● WHAT IS REQUIRED
Read the data and repeat it in full, exactly.
####
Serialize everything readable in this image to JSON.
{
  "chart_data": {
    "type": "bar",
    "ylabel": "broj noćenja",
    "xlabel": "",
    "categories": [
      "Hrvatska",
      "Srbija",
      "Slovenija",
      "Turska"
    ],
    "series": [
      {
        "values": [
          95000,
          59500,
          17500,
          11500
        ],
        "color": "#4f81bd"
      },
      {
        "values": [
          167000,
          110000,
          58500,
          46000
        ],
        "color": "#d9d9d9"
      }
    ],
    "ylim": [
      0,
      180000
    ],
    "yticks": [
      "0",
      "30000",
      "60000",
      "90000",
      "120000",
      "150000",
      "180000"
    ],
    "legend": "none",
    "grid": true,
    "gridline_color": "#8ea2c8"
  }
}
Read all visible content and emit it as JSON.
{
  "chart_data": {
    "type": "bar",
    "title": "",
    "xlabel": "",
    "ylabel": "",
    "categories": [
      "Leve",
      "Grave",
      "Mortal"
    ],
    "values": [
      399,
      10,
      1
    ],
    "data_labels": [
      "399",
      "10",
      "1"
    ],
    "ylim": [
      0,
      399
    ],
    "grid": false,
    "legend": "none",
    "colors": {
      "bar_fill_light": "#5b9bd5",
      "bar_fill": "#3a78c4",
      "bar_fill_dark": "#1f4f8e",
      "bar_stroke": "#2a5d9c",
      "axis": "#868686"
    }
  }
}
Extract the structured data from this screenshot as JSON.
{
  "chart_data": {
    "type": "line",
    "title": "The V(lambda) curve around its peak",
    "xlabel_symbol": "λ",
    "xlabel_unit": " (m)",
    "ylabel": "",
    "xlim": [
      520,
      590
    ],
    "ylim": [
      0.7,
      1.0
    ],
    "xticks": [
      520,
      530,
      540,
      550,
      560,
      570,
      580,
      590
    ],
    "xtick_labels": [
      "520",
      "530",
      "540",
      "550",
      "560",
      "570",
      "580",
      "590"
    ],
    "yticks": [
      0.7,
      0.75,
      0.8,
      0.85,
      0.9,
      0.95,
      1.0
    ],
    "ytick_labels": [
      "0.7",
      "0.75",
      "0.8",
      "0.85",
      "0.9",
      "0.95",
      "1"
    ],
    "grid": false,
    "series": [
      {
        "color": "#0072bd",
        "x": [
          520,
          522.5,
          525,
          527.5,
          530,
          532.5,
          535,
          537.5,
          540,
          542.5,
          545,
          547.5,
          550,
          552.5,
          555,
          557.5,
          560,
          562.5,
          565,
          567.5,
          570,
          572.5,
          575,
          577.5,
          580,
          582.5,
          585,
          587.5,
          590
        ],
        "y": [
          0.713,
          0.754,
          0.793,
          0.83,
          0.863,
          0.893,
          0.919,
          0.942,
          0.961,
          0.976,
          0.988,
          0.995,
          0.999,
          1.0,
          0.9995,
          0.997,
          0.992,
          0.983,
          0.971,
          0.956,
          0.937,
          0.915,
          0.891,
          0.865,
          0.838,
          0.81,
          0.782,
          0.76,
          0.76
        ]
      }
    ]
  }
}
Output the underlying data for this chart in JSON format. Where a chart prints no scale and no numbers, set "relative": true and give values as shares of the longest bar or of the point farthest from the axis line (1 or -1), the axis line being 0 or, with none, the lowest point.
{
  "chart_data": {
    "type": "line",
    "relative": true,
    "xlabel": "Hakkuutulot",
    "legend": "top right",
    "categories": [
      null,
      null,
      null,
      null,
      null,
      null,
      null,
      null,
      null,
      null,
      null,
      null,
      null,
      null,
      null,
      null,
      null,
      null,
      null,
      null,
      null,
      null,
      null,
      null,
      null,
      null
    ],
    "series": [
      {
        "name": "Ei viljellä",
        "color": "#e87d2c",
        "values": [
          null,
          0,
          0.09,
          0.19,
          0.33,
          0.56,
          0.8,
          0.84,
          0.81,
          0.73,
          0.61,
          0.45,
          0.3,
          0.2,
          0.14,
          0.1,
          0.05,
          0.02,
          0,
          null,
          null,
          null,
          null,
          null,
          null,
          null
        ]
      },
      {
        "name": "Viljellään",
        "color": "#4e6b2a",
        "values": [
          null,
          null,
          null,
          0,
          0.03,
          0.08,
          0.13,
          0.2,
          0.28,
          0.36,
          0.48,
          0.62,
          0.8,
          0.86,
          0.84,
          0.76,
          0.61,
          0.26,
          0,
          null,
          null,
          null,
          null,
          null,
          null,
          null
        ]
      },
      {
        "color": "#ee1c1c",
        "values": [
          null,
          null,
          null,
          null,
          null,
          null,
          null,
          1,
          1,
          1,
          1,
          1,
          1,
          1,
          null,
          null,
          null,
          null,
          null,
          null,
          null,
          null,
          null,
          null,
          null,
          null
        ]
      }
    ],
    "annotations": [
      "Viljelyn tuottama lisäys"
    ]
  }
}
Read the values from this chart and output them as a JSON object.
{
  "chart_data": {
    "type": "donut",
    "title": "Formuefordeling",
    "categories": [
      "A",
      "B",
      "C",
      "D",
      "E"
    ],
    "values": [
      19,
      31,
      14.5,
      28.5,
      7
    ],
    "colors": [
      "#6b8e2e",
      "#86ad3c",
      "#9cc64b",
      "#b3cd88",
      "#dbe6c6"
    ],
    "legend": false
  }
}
####
● THE REPLY
Serialize everything readable in this image to JSON.
{
  "chart_data": {
    "type": "bar",
    "ylabel": "broj noćenja",
    "xlabel": "",
    "categories": [
      "Hrvatska",
      "Srbija",
      "Slovenija",
      "Turska"
    ],
    "series": [
      {
        "values": [
          95000,
          59500,
          17500,
          11500
        ],
        "color": "#4f81bd"
      },
      {
        "values": [
          167000,
          110000,
          58500,
          46000
        ],
        "color": "#d9d9d9"
      }
    ],
    "ylim": [
      0,
      180000
    ],
    "yticks": [
      "0",
      "30000",
      "60000",
      "90000",
      "120000",
      "150000",
      "180000"
    ],
    "legend": "none",
    "grid": true,
    "gridline_color": "#8ea2c8"
  }
}
Read all visible content and emit it as JSON.
{
  "chart_data": {
    "type": "bar",
    "title": "",
    "xlabel": "",
    "ylabel": "",
    "categories": [
      "Leve",
      "Grave",
      "Mortal"
    ],
    "values": [
      399,
      10,
      1
    ],
    "data_labels": [
      "399",
      "10",
      "1"
    ],
    "ylim": [
      0,
      399
    ],
    "grid": false,
    "legend": "none",
    "colors": {
      "bar_fill_light": "#5b9bd5",
      "bar_fill": "#3a78c4",
      "bar_fill_dark": "#1f4f8e",
      "bar_stroke": "#2a5d9c",
      "axis": "#868686"
    }
  }
}
Extract the structured data from this screenshot as JSON.
{
  "chart_data": {
    "type": "line",
    "title": "The V(lambda) curve around its peak",
    "xlabel_symbol": "λ",
    "xlabel_unit": " (m)",
    "ylabel": "",
    "xlim": [
      520,
      590
    ],
    "ylim": [
      0.7,
      1.0
    ],
    "xticks": [
      520,
      530,
      540,
      550,
      560,
      570,
      580,
      590
    ],
    "xtick_labels": [
      "520",
      "530",
      "540",
      "550",
      "560",
      "570",
      "580",
      "590"
    ],
    "yticks": [
      0.7,
      0.75,
      0.8,
      0.85,
      0.9,
      0.95,
      1.0
    ],
    "ytick_labels": [
      "0.7",
      "0.75",
      "0.8",
      "0.85",
      "0.9",
      "0.95",
      "1"
    ],
    "grid": false,
    "series": [
      {
        "color": "#0072bd",
        "x": [
          520,
          522.5,
          525,
          527.5,
          530,
          532.5,
          535,
          537.5,
          540,
          542.5,
          545,
          547.5,
          550,
          552.5,
          555,
          557.5,
          560,
          562.5,
          565,
          567.5,
          570,
          572.5,
          575,
          577.5,
          580,
          582.5,
          585,
          587.5,
          590
        ],
        "y": [
          0.713,
          0.754,
          0.793,
          0.83,
          0.863,
          0.893,
          0.919,
          0.942,
          0.961,
          0.976,
          0.988,
          0.995,
          0.999,
          1.0,
          0.9995,
          0.997,
          0.992,
          0.983,
          0.971,
          0.956,
          0.937,
          0.915,
          0.891,
          0.865,
          0.838,
          0.81,
          0.782,
          0.76,
          0.76
        ]
      }
    ]
  }
}
Output the underlying data for this chart in JSON format. Where a chart prints no scale and no numbers, set "relative": true and give values as shares of the longest bar or of the point farthest from the axis line (1 or -1), the axis line being 0 or, with none, the lowest point.
{
  "chart_data": {
    "type": "line",
    "relative": true,
    "xlabel": "Hakkuutulot",
    "legend": "top right",
    "categories": [
      null,
      null,
      null,
      null,
      null,
      null,
      null,
      null,
      null,
      null,
      null,
      null,
      null,
      null,
      null,
      null,
      null,
      null,
      null,
      null,
      null,
      null,
      null,
      null,
      null,
      null
    ],
    "series": [
      {
        "name": "Ei viljellä",
        "color": "#e87d2c",
        "values": [
          null,
          0,
          0.09,
          0.19,
          0.33,
          0.56,
          0.8,
          0.84,
          0.81,
          0.73,
          0.61,
          0.45,
          0.3,
          0.2,
          0.14,
          0.1,
          0.05,
          0.02,
          0,
          null,
          null,
          null,
          null,
          null,
          null,
          null
        ]
      },
      {
        "name": "Viljellään",
        "color": "#4e6b2a",
        "values": [
          null,
          null,
          null,
          0,
          0.03,
          0.08,
          0.13,
          0.2,
          0.28,
          0.36,
          0.48,
          0.62,
          0.8,
          0.86,
          0.84,
          0.76,
          0.61,
          0.26,
          0,
          null,
          null,
          null,
          null,
          null,
          null,
          null
        ]
      },
      {
        "color": "#ee1c1c",
        "values": [
          null,
          null,
          null,
          null,
          null,
          null,
          null,
          1,
          1,
          1,
          1,
          1,
          1,
          1,
          null,
          null,
          null,
          null,
          null,
          null,
          null,
          null,
          null,
          null,
          null,
          null
        ]
      }
    ],
    "annotations": [
      "Viljelyn tuottama lisäys"
    ]
  }
}
Read the values from this chart and output them as a JSON object.
{
  "chart_data": {
    "type": "donut",
    "title": "Formuefordeling",
    "categories": [
      "A",
      "B",
      "C",
      "D",
      "E"
    ],
    "values": [
      19,
      31,
      14.5,
      28.5,
      7
    ],
    "colors": [
      "#6b8e2e",
      "#86ad3c",
      "#9cc64b",
      "#b3cd88",
      "#dbe6c6"
    ],
    "legend": false
  }
}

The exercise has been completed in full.